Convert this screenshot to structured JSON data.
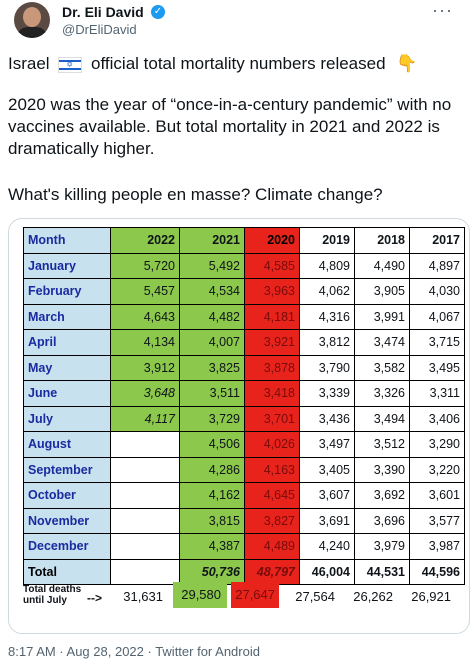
{
  "author": {
    "name": "Dr. Eli David",
    "handle": "@DrEliDavid"
  },
  "tweet": {
    "line1_pre": "Israel",
    "line1_post": "official total mortality numbers released",
    "para2": "2020 was the year of “once-in-a-century pandemic” with no vaccines available. But total mortality in 2021 and 2022 is dramatically higher.",
    "para3": "What's killing people en masse? Climate change?"
  },
  "chart_data": {
    "type": "table",
    "columns": [
      "Month",
      "2022",
      "2021",
      "2020",
      "2019",
      "2018",
      "2017"
    ],
    "rows": [
      [
        "January",
        "5,720",
        "5,492",
        "4,585",
        "4,809",
        "4,490",
        "4,897"
      ],
      [
        "February",
        "5,457",
        "4,534",
        "3,963",
        "4,062",
        "3,905",
        "4,030"
      ],
      [
        "March",
        "4,643",
        "4,482",
        "4,181",
        "4,316",
        "3,991",
        "4,067"
      ],
      [
        "April",
        "4,134",
        "4,007",
        "3,921",
        "3,812",
        "3,474",
        "3,715"
      ],
      [
        "May",
        "3,912",
        "3,825",
        "3,878",
        "3,790",
        "3,582",
        "3,495"
      ],
      [
        "June",
        "3,648",
        "3,511",
        "3,418",
        "3,339",
        "3,326",
        "3,311"
      ],
      [
        "July",
        "4,117",
        "3,729",
        "3,701",
        "3,436",
        "3,494",
        "3,406"
      ],
      [
        "August",
        "",
        "4,506",
        "4,026",
        "3,497",
        "3,512",
        "3,290"
      ],
      [
        "September",
        "",
        "4,286",
        "4,163",
        "3,405",
        "3,390",
        "3,220"
      ],
      [
        "October",
        "",
        "4,162",
        "4,645",
        "3,607",
        "3,692",
        "3,601"
      ],
      [
        "November",
        "",
        "3,815",
        "3,827",
        "3,691",
        "3,696",
        "3,577"
      ],
      [
        "December",
        "",
        "4,387",
        "4,489",
        "4,240",
        "3,979",
        "3,987"
      ]
    ],
    "total": [
      "Total",
      "",
      "50,736",
      "48,797",
      "46,004",
      "44,531",
      "44,596"
    ],
    "deaths_label": "Total deaths until July",
    "deaths_arrow": "-->",
    "deaths": [
      "31,631",
      "29,580",
      "27,647",
      "27,564",
      "26,262",
      "26,921"
    ]
  },
  "footer": {
    "timestamp": "8:17 AM · Aug 28, 2022 · Twitter for Android"
  },
  "icons": [
    "verified-badge-icon",
    "more-options-icon",
    "israel-flag-icon",
    "pointing-hand-icon"
  ]
}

— Required work —
From the data above, gather every line that includes the word "mortality".

— Finished answer —
    "line1_post": "official total mortality numbers released",
    "para2": "2020 was the year of “once-in-a-century pandemic” with no vaccines available. But total mortality in 2021 and 2022 is dramatically higher.",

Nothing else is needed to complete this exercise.